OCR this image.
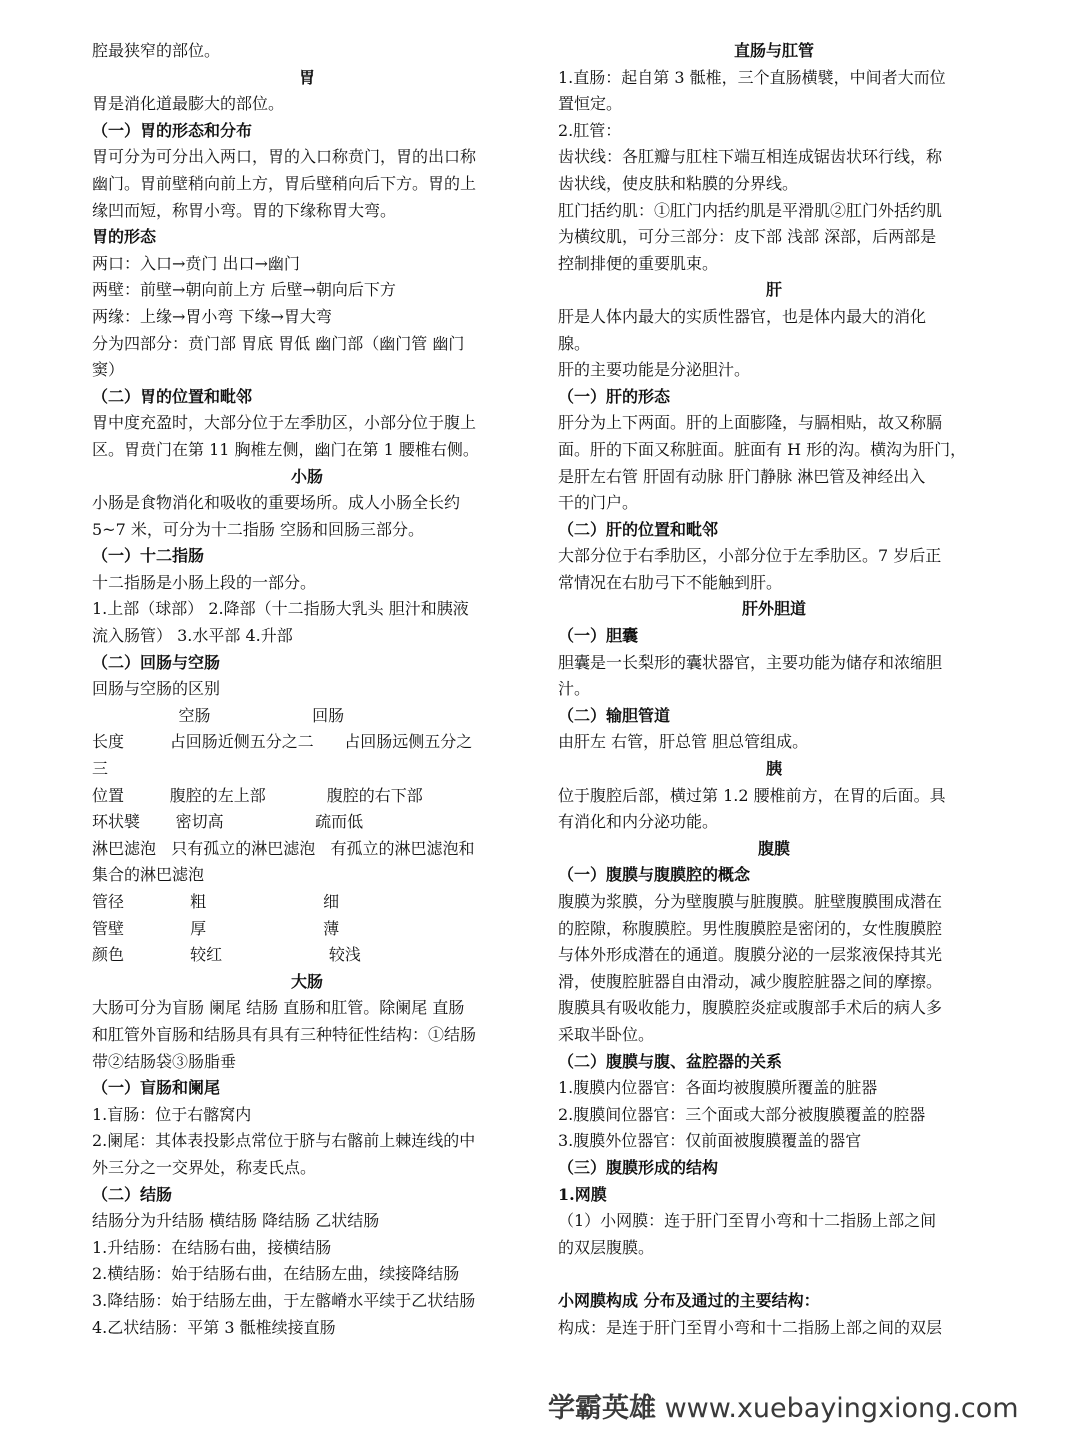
腔最狭窄的部位。
胃
胃是消化道最膨大的部位。
（一）胃的形态和分布
胃可分为可分出入两口，胃的入口称贲门，胃的出口称
幽门。胃前壁稍向前上方，胃后壁稍向后下方。胃的上
缘凹而短，称胃小弯。胃的下缘称胃大弯。
胃的形态
两口：入口→贲门 出口→幽门
两壁：前壁→朝向前上方 后壁→朝向后下方
两缘：上缘→胃小弯 下缘→胃大弯
分为四部分：贲门部 胃底 胃低 幽门部（幽门管 幽门
窦）
（二）胃的位置和毗邻
胃中度充盈时，大部分位于左季肋区，小部分位于腹上
区。胃贲门在第 11 胸椎左侧，幽门在第 1 腰椎右侧。
小肠
小肠是食物消化和吸收的重要场所。成人小肠全长约
5~7 米，可分为十二指肠 空肠和回肠三部分。
（一）十二指肠
十二指肠是小肠上段的一部分。
1.上部（球部） 2.降部（十二指肠大乳头 胆汁和胰液
流入肠管） 3.水平部 4.升部
（二）回肠与空肠
回肠与空肠的区别
空肠                    回肠
长度         占回肠近侧五分之二      占回肠远侧五分之
三
位置         腹腔的左上部            腹腔的右下部
环状襞       密切高                  疏而低
淋巴滤泡   只有孤立的淋巴滤泡   有孤立的淋巴滤泡和
集合的淋巴滤泡
管径             粗                       细
管壁             厚                       薄
颜色             较红                     较浅
大肠
大肠可分为盲肠 阑尾 结肠 直肠和肛管。除阑尾 直肠
和肛管外盲肠和结肠具有具有三种特征性结构：①结肠
带②结肠袋③肠脂垂
（一）盲肠和阑尾
1.盲肠：位于右髂窝内
2.阑尾：其体表投影点常位于脐与右髂前上棘连线的中
外三分之一交界处，称麦氏点。
（二）结肠
结肠分为升结肠 横结肠 降结肠 乙状结肠
1.升结肠：在结肠右曲，接横结肠
2.横结肠：始于结肠右曲，在结肠左曲，续接降结肠
3.降结肠：始于结肠左曲，于左髂嵴水平续于乙状结肠
4.乙状结肠：平第 3 骶椎续接直肠
直肠与肛管
1.直肠：起自第 3 骶椎，三个直肠横襞，中间者大而位
置恒定。
2.肛管：
齿状线：各肛瓣与肛柱下端互相连成锯齿状环行线，称
齿状线，使皮肤和粘膜的分界线。
肛门括约肌：①肛门内括约肌是平滑肌②肛门外括约肌
为横纹肌，可分三部分：皮下部 浅部 深部，后两部是
控制排便的重要肌束。
肝
肝是人体内最大的实质性器官，也是体内最大的消化
腺。
肝的主要功能是分泌胆汁。
（一）肝的形态
肝分为上下两面。肝的上面膨隆，与膈相贴，故又称膈
面。肝的下面又称脏面。脏面有 H 形的沟。横沟为肝门，
是肝左右管 肝固有动脉 肝门静脉 淋巴管及神经出入
干的门户。
（二）肝的位置和毗邻
大部分位于右季肋区，小部分位于左季肋区。7 岁后正
常情况在右肋弓下不能触到肝。
肝外胆道
（一）胆囊
胆囊是一长梨形的囊状器官，主要功能为储存和浓缩胆
汁。
（二）输胆管道
由肝左 右管，肝总管 胆总管组成。
胰
位于腹腔后部，横过第 1.2 腰椎前方，在胃的后面。具
有消化和内分泌功能。
腹膜
（一）腹膜与腹膜腔的概念
腹膜为浆膜，分为壁腹膜与脏腹膜。脏壁腹膜围成潜在
的腔隙，称腹膜腔。男性腹膜腔是密闭的，女性腹膜腔
与体外形成潜在的通道。腹膜分泌的一层浆液保持其光
滑，使腹腔脏器自由滑动，减少腹腔脏器之间的摩擦。
腹膜具有吸收能力，腹膜腔炎症或腹部手术后的病人多
采取半卧位。
（二）腹膜与腹、盆腔器的关系
1.腹膜内位器官：各面均被腹膜所覆盖的脏器
2.腹膜间位器官：三个面或大部分被腹膜覆盖的腔器
3.腹膜外位器官：仅前面被腹膜覆盖的器官
（三）腹膜形成的结构
1.网膜
（1）小网膜：连于肝门至胃小弯和十二指肠上部之间
的双层腹膜。
小网膜构成 分布及通过的主要结构：
构成：是连于肝门至胃小弯和十二指肠上部之间的双层
学霸英雄 www.xuebayingxiong.com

####

Omitting all images, retype each line of the records precisely.

OCR this image.
腔最狭窄的部位。
胃
胃是消化道最膨大的部位。
（一）胃的形态和分布
胃可分为可分出入两口，胃的入口称贲门，胃的出口称
幽门。胃前壁稍向前上方，胃后壁稍向后下方。胃的上
缘凹而短，称胃小弯。胃的下缘称胃大弯。
胃的形态
两口：入口→贲门 出口→幽门
两壁：前壁→朝向前上方 后壁→朝向后下方
两缘：上缘→胃小弯 下缘→胃大弯
分为四部分：贲门部 胃底 胃低 幽门部（幽门管 幽门
窦）
（二）胃的位置和毗邻
胃中度充盈时，大部分位于左季肋区，小部分位于腹上
区。胃贲门在第 11 胸椎左侧，幽门在第 1 腰椎右侧。
小肠
小肠是食物消化和吸收的重要场所。成人小肠全长约
5~7 米，可分为十二指肠 空肠和回肠三部分。
（一）十二指肠
十二指肠是小肠上段的一部分。
1.上部（球部） 2.降部（十二指肠大乳头 胆汁和胰液
流入肠管） 3.水平部 4.升部
（二）回肠与空肠
回肠与空肠的区别
空肠                    回肠
长度         占回肠近侧五分之二      占回肠远侧五分之
三
位置         腹腔的左上部            腹腔的右下部
环状襞       密切高                  疏而低
淋巴滤泡   只有孤立的淋巴滤泡   有孤立的淋巴滤泡和
集合的淋巴滤泡
管径             粗                       细
管壁             厚                       薄
颜色             较红                     较浅
大肠
大肠可分为盲肠 阑尾 结肠 直肠和肛管。除阑尾 直肠
和肛管外盲肠和结肠具有具有三种特征性结构：①结肠
带②结肠袋③肠脂垂
（一）盲肠和阑尾
1.盲肠：位于右髂窝内
2.阑尾：其体表投影点常位于脐与右髂前上棘连线的中
外三分之一交界处，称麦氏点。
（二）结肠
结肠分为升结肠 横结肠 降结肠 乙状结肠
1.升结肠：在结肠右曲，接横结肠
2.横结肠：始于结肠右曲，在结肠左曲，续接降结肠
3.降结肠：始于结肠左曲，于左髂嵴水平续于乙状结肠
4.乙状结肠：平第 3 骶椎续接直肠
直肠与肛管
1.直肠：起自第 3 骶椎，三个直肠横襞，中间者大而位
置恒定。
2.肛管：
齿状线：各肛瓣与肛柱下端互相连成锯齿状环行线，称
齿状线，使皮肤和粘膜的分界线。
肛门括约肌：①肛门内括约肌是平滑肌②肛门外括约肌
为横纹肌，可分三部分：皮下部 浅部 深部，后两部是
控制排便的重要肌束。
肝
肝是人体内最大的实质性器官，也是体内最大的消化
腺。
肝的主要功能是分泌胆汁。
（一）肝的形态
肝分为上下两面。肝的上面膨隆，与膈相贴，故又称膈
面。肝的下面又称脏面。脏面有 H 形的沟。横沟为肝门，
是肝左右管 肝固有动脉 肝门静脉 淋巴管及神经出入
干的门户。
（二）肝的位置和毗邻
大部分位于右季肋区，小部分位于左季肋区。7 岁后正
常情况在右肋弓下不能触到肝。
肝外胆道
（一）胆囊
胆囊是一长梨形的囊状器官，主要功能为储存和浓缩胆
汁。
（二）输胆管道
由肝左 右管，肝总管 胆总管组成。
胰
位于腹腔后部，横过第 1.2 腰椎前方，在胃的后面。具
有消化和内分泌功能。
腹膜
（一）腹膜与腹膜腔的概念
腹膜为浆膜，分为壁腹膜与脏腹膜。脏壁腹膜围成潜在
的腔隙，称腹膜腔。男性腹膜腔是密闭的，女性腹膜腔
与体外形成潜在的通道。腹膜分泌的一层浆液保持其光
滑，使腹腔脏器自由滑动，减少腹腔脏器之间的摩擦。
腹膜具有吸收能力，腹膜腔炎症或腹部手术后的病人多
采取半卧位。
（二）腹膜与腹、盆腔器的关系
1.腹膜内位器官：各面均被腹膜所覆盖的脏器
2.腹膜间位器官：三个面或大部分被腹膜覆盖的腔器
3.腹膜外位器官：仅前面被腹膜覆盖的器官
（三）腹膜形成的结构
1.网膜
（1）小网膜：连于肝门至胃小弯和十二指肠上部之间
的双层腹膜。
小网膜构成 分布及通过的主要结构：
构成：是连于肝门至胃小弯和十二指肠上部之间的双层
学霸英雄 www.xuebayingxiong.com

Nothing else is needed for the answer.